**Source data:**
---+---
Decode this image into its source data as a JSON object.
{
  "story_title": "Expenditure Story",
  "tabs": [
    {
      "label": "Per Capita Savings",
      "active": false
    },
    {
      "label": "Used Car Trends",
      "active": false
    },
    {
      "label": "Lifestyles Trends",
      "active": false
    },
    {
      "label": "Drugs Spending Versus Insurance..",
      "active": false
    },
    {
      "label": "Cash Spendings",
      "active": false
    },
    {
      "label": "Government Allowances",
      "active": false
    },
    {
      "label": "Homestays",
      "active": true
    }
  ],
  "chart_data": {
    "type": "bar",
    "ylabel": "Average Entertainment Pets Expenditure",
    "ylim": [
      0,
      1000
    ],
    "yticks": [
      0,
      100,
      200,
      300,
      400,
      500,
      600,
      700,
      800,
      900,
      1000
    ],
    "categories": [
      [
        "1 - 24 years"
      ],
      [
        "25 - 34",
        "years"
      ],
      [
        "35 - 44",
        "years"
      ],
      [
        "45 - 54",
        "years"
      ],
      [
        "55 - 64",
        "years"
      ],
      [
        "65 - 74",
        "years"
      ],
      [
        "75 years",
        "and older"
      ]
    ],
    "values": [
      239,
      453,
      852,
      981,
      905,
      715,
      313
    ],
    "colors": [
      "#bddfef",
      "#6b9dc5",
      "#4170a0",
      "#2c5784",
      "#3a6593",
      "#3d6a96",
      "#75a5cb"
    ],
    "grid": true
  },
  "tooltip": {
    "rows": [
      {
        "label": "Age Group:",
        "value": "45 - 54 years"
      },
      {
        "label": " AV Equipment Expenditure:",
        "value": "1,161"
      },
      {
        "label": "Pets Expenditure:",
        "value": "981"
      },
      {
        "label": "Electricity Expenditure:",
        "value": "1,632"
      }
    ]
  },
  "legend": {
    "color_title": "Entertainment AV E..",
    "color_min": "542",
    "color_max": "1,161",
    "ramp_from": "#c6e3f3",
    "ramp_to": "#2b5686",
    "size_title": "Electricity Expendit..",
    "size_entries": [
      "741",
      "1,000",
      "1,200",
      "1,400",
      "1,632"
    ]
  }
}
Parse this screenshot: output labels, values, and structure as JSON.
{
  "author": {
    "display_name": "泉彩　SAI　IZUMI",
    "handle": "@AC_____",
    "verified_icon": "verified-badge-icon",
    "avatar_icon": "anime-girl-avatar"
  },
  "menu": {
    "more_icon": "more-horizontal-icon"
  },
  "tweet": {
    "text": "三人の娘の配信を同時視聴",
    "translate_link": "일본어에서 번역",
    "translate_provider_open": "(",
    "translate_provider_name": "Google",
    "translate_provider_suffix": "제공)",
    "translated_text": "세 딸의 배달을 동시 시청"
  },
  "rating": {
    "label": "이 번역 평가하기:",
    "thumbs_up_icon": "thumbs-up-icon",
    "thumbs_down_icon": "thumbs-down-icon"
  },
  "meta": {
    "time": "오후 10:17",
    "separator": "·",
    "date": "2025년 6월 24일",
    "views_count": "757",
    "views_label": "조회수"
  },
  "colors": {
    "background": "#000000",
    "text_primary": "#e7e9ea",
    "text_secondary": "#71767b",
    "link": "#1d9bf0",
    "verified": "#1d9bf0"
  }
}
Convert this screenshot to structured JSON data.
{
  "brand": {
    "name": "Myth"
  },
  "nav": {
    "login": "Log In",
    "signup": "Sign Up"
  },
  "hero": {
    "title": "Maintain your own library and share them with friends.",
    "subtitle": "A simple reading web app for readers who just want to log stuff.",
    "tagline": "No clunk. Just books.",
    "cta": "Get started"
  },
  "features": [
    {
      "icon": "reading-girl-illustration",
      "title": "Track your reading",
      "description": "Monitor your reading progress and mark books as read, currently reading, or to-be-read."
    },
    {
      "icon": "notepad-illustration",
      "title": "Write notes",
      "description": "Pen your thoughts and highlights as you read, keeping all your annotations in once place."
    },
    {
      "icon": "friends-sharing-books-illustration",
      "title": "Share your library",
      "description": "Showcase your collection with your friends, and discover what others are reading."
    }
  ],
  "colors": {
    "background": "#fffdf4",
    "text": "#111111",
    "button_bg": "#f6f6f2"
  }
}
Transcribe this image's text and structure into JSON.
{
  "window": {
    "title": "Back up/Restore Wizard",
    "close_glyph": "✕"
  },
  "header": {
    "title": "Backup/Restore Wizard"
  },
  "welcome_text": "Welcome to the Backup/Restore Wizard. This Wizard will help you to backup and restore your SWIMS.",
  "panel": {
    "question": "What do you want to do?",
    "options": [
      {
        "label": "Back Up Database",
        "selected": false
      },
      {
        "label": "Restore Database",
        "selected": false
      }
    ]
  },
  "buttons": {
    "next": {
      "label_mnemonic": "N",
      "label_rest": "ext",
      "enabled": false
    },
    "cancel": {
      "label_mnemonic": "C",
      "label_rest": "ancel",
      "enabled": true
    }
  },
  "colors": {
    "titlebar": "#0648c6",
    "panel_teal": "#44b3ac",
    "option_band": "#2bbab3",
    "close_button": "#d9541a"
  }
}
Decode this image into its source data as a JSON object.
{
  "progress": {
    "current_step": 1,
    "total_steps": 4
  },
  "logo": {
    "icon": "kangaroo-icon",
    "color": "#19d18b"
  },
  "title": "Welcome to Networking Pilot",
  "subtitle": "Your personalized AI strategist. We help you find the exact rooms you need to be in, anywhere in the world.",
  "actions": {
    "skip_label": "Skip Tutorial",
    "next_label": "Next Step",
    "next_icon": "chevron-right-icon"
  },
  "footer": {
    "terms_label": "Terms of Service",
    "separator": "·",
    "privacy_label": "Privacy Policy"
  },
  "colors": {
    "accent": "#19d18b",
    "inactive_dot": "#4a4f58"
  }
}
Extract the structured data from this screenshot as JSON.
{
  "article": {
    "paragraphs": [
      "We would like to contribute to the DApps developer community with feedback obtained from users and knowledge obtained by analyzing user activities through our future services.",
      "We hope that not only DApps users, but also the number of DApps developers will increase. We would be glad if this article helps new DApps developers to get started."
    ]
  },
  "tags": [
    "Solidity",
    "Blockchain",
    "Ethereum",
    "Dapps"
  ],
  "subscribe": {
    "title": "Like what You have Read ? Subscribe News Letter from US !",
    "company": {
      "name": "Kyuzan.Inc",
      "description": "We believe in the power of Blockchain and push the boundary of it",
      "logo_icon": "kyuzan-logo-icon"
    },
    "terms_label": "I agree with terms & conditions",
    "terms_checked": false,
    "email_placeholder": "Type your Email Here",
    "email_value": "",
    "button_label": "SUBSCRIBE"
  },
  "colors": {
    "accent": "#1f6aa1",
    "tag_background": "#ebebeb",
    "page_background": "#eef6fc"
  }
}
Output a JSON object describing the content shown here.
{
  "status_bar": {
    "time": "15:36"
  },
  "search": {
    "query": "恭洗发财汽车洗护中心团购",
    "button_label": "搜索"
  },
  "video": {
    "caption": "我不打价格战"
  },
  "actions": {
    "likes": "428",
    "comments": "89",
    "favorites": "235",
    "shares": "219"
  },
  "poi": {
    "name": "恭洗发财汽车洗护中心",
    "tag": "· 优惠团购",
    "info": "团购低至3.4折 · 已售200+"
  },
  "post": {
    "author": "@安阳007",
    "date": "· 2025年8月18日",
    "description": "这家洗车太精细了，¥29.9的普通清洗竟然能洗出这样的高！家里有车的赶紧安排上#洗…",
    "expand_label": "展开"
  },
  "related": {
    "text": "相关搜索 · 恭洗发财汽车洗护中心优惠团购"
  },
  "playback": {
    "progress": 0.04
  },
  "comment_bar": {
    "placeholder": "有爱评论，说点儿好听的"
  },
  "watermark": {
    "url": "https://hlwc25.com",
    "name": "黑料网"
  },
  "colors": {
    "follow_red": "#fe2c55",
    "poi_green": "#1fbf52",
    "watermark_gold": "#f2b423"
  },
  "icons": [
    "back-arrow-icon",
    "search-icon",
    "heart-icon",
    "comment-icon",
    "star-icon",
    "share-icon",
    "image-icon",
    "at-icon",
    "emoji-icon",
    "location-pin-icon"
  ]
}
---+---
**Required task:**
Nothing but the lines from the one with "Output a JSON" through the last line should be repeated, each exactly as it stands.

**Expected answer:**
Output a JSON object describing the content shown here.
{
  "status_bar": {
    "time": "15:36"
  },
  "search": {
    "query": "恭洗发财汽车洗护中心团购",
    "button_label": "搜索"
  },
  "video": {
    "caption": "我不打价格战"
  },
  "actions": {
    "likes": "428",
    "comments": "89",
    "favorites": "235",
    "shares": "219"
  },
  "poi": {
    "name": "恭洗发财汽车洗护中心",
    "tag": "· 优惠团购",
    "info": "团购低至3.4折 · 已售200+"
  },
  "post": {
    "author": "@安阳007",
    "date": "· 2025年8月18日",
    "description": "这家洗车太精细了，¥29.9的普通清洗竟然能洗出这样的高！家里有车的赶紧安排上#洗…",
    "expand_label": "展开"
  },
  "related": {
    "text": "相关搜索 · 恭洗发财汽车洗护中心优惠团购"
  },
  "playback": {
    "progress": 0.04
  },
  "comment_bar": {
    "placeholder": "有爱评论，说点儿好听的"
  },
  "watermark": {
    "url": "https://hlwc25.com",
    "name": "黑料网"
  },
  "colors": {
    "follow_red": "#fe2c55",
    "poi_green": "#1fbf52",
    "watermark_gold": "#f2b423"
  },
  "icons": [
    "back-arrow-icon",
    "search-icon",
    "heart-icon",
    "comment-icon",
    "star-icon",
    "share-icon",
    "image-icon",
    "at-icon",
    "emoji-icon",
    "location-pin-icon"
  ]
}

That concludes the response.